Joseph Tawadros
Tawasim Kord; Constellation; Work; Permission to Evaporate; Gare de l’est; Heal; Give or Take; Clothes; Forbidden Fruit
Jessica Wells
Rhapsody for solo oud [BBC commission: world premiere]
Joseph Tawadros (oud)
Reviewed by: Barnaby Page
Reviewed: 30 July, 2018
Venue: Cadogan Hall, London
Joseph Tawadros’s encore summed up as well as anything the multitude of influences which sometimes blend, often collide, in his music. Entitled Bluegrass Nikriz, it was written after a collaboration with the banjo-player Béla Fleck; marries the blues scale with an Arabic mode; and sounds rather like Deliverance has been relocated to the souk.
He was playing an ancient Middle Eastern instrument (similar to the lute) in a relatively modern western concert hall; he himself is an Egyptian Copt long resident in Australia, and two of his pieces (Work and Clothes) are based on poetry by the Lebanese-turned-American Khalil Gibran.
Tawadros, who composed nearly all this programme, exploited these combinations and potential contradictions not only in his considerable patter between pieces (veering into stand-up territory) but also in the music itself. Constellation, for example, draws on slide guitar, banjo and mandolin styles as well as Japanese music, with a result that is impossible to pigeonhole. Similarly, Give or Take was originally written as a duet with the decidedly European double bass.
Other compositions are more instantly recognisable as belonging to a non-European tradition. The elaborate Clothes employs quartertones prominently; the improvisatory Tawasim Kord (a fine piece to open the concert, given its sense of tension and movement) also uses an Arabic scale; the inventive Forbidden fruit, with its extreme tone colours, takes the Middle Eastern flavour into new territory. But then there is some of that same atmosphere in Gare de l’est, as well, yet it is a work explicitly inspired by a Parisian railway station… Highlights among Tawadros’s work included the elegiac Heat, fading away to very little, and Permission to Evaporate, hesitant and almost minimalist at the beginning yet captivatingly rhythmic from the first bar.

· · · ·

▶ Set of tasks:
1. According to the concert review, which musician did Tawadros collaborate with before writing Bluegrass Nikriz?
2. In the concert review, why is Tawasim Kord described as a fine piece to open the concert?
3. Print the stretch of the concert review from "He was playing" through "European double bass.".

(Stored entries)
· · · ·

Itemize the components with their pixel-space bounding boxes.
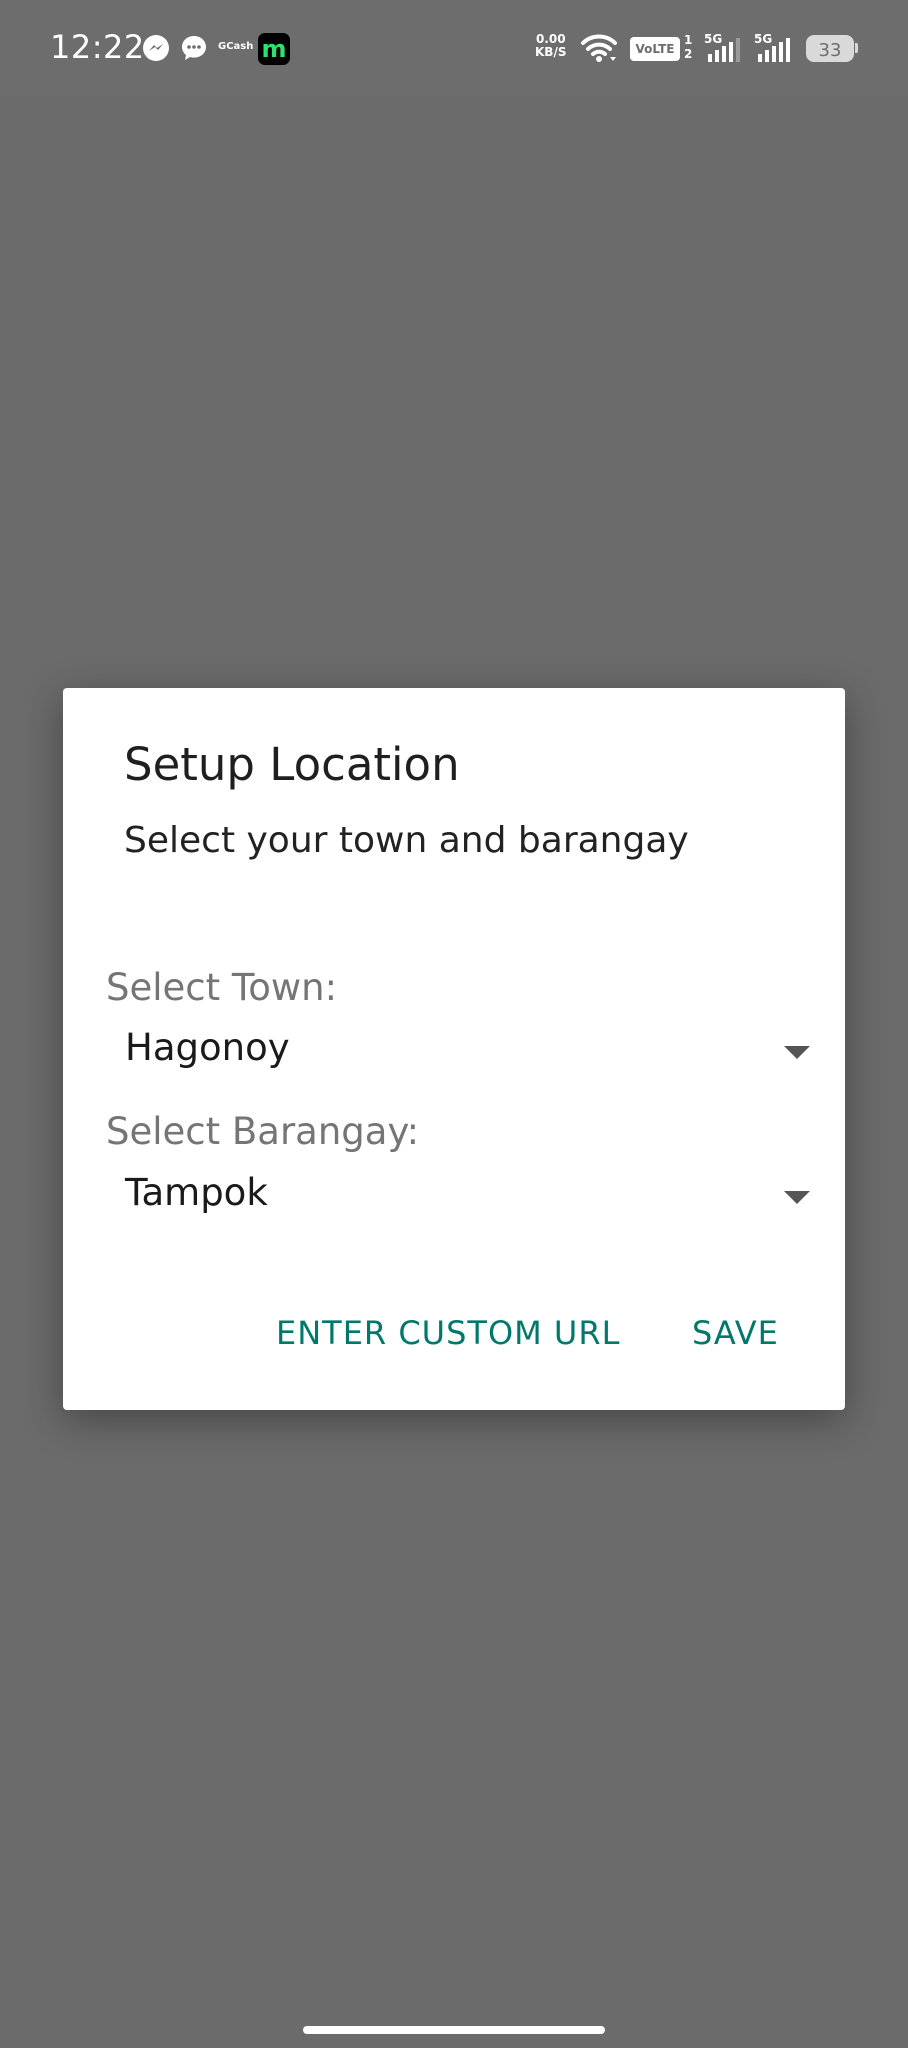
barangay-dropdown[interactable]: Tampok <box>106 1163 826 1237</box>
battery-icon: 33 <box>806 35 854 62</box>
signal-icon-sim2: 5G <box>754 32 796 64</box>
signal-icon-sim1: 5G <box>704 32 746 64</box>
dialog-title: Setup Location <box>124 738 460 791</box>
status-bar: 12:22 GCash m 0.00 KB/S VoLTE 1 2 5G 5G … <box>0 0 908 96</box>
messenger-icon <box>143 35 169 61</box>
battery-tip <box>855 43 858 53</box>
net-speed-unit: KB/S <box>535 45 567 59</box>
select-barangay-label: Select Barangay: <box>106 1110 420 1153</box>
sim-slots: 1 2 <box>684 33 692 61</box>
wifi-icon <box>581 34 617 62</box>
sim-slot-2: 2 <box>684 47 693 61</box>
barangay-dropdown-value: Tampok <box>125 1171 268 1214</box>
gcash-notification: GCash <box>218 41 254 52</box>
dialog-subtitle: Select your town and barangay <box>124 820 689 861</box>
svg-text:m: m <box>261 35 286 63</box>
dropdown-arrow-icon <box>784 1191 810 1204</box>
sim-slot-1: 1 <box>684 33 693 47</box>
status-time: 12:22 <box>50 28 145 66</box>
gesture-navigation-bar[interactable] <box>303 2026 605 2034</box>
dropdown-arrow-icon <box>784 1046 810 1059</box>
town-dropdown[interactable]: Hagonoy <box>106 1018 826 1092</box>
app-m-icon: m <box>258 33 290 65</box>
save-button[interactable]: SAVE <box>692 1314 779 1352</box>
enter-custom-url-button[interactable]: ENTER CUSTOM URL <box>276 1314 620 1352</box>
town-dropdown-value: Hagonoy <box>125 1026 290 1069</box>
chat-bubble-icon <box>182 36 206 60</box>
net-speed: 0.00 KB/S <box>535 33 566 59</box>
select-town-label: Select Town: <box>106 966 338 1009</box>
volte-badge: VoLTE <box>630 37 680 61</box>
setup-location-dialog: Setup Location Select your town and bara… <box>63 688 845 1410</box>
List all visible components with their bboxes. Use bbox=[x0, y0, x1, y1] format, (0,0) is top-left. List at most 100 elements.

· · · ·

▶ The replies:
1. The banjo-player Béla Fleck.

2. The review calls it a fine opener because of its sense of tension and movement.

3.
He was playing an ancient Middle Eastern instrument (similar to the lute) in a relatively modern western concert hall; he himself is an Egyptian Copt long resident in Australia, and two of his pieces (Work and Clothes) are based on poetry by the Lebanese-turned-American Khalil Gibran.
Tawadros, who composed nearly all this programme, exploited these combinations and potential contradictions not only in his considerable patter between pieces (veering into stand-up territory) but also in the music itself. Constellation, for example, draws on slide guitar, banjo and mandolin styles as well as Japanese music, with a result that is impossible to pigeonhole. Similarly, Give or Take was originally written as a duet with the decidedly European double bass.